— Start —

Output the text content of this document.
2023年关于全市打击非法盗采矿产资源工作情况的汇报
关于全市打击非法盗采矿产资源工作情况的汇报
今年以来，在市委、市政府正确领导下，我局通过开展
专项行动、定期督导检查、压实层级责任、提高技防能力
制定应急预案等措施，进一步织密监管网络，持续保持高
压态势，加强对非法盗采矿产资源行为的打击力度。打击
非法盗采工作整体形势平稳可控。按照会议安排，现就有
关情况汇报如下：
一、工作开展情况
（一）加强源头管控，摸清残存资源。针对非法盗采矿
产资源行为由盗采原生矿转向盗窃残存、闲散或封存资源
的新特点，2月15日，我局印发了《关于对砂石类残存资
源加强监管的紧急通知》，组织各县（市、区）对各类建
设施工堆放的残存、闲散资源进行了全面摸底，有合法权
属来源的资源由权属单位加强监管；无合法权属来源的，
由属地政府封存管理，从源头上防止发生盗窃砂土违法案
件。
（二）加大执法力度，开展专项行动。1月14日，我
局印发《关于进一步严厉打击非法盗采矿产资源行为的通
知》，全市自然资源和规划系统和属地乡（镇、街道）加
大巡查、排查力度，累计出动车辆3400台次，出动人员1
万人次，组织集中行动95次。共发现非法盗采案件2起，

— End —
— Start —

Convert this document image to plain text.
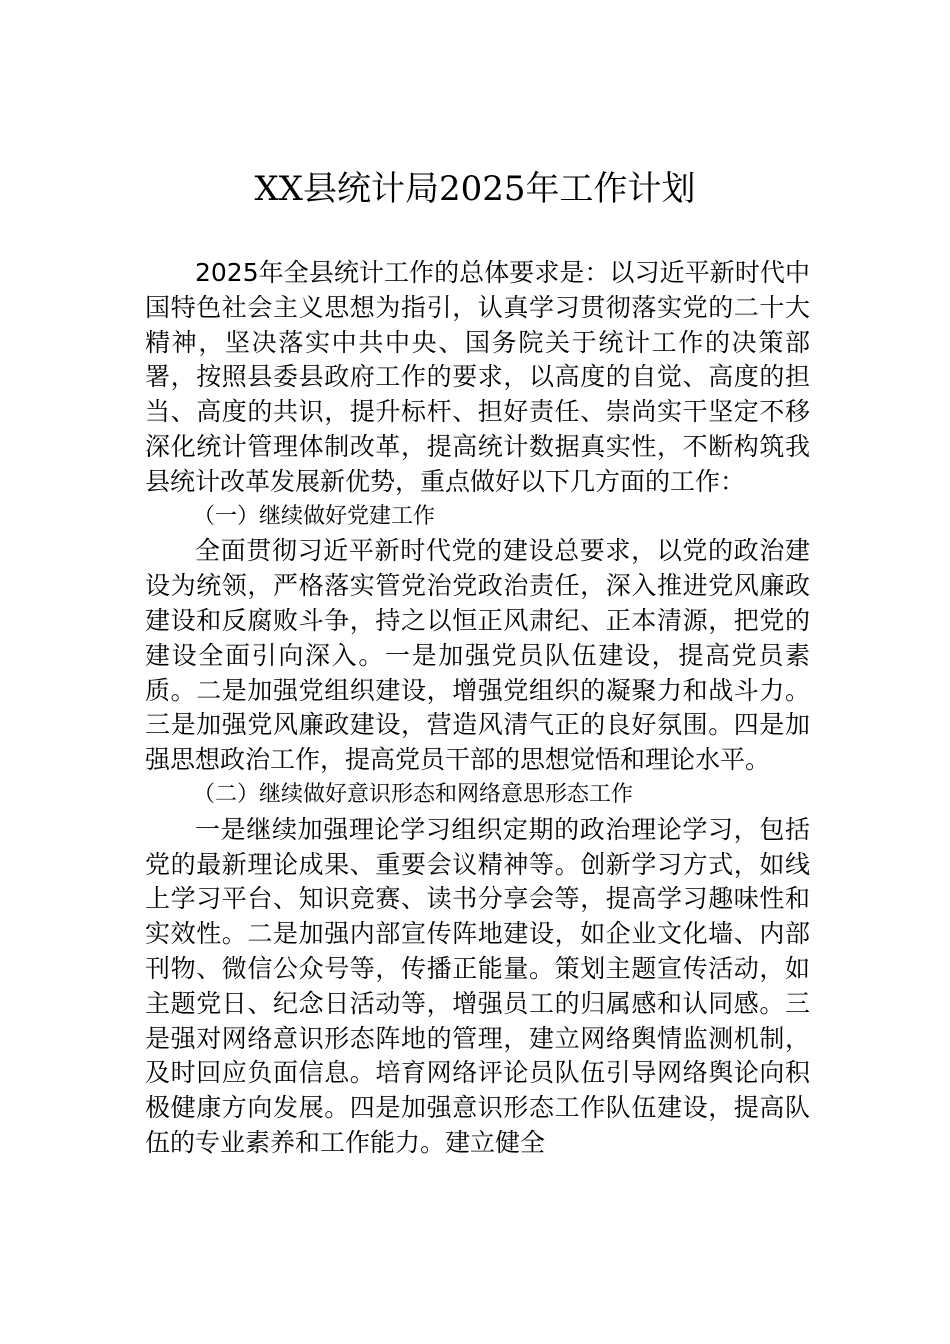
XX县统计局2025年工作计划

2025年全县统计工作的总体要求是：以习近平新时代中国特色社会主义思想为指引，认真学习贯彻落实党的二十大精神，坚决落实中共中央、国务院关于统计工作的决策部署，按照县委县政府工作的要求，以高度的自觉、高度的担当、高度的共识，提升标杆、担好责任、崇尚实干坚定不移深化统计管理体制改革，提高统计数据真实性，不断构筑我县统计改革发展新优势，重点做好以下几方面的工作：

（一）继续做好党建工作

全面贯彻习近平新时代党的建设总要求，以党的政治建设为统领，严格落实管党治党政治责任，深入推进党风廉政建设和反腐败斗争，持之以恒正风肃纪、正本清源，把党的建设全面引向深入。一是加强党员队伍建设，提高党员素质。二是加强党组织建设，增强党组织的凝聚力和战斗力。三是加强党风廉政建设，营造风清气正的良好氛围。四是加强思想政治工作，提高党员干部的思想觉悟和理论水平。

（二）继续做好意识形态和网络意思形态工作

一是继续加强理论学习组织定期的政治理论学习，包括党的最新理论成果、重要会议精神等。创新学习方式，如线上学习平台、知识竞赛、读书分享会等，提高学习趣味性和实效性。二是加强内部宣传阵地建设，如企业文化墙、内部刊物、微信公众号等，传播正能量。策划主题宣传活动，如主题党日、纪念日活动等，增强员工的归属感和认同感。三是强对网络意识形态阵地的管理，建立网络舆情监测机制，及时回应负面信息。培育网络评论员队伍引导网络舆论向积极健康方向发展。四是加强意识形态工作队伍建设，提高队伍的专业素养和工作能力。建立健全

— End —

• _YOUR GOAL_
Copy out every line of the data that includes "text".

• _CORRECT OUTPUT_
Output the text content of this document.
Convert this document image to plain text.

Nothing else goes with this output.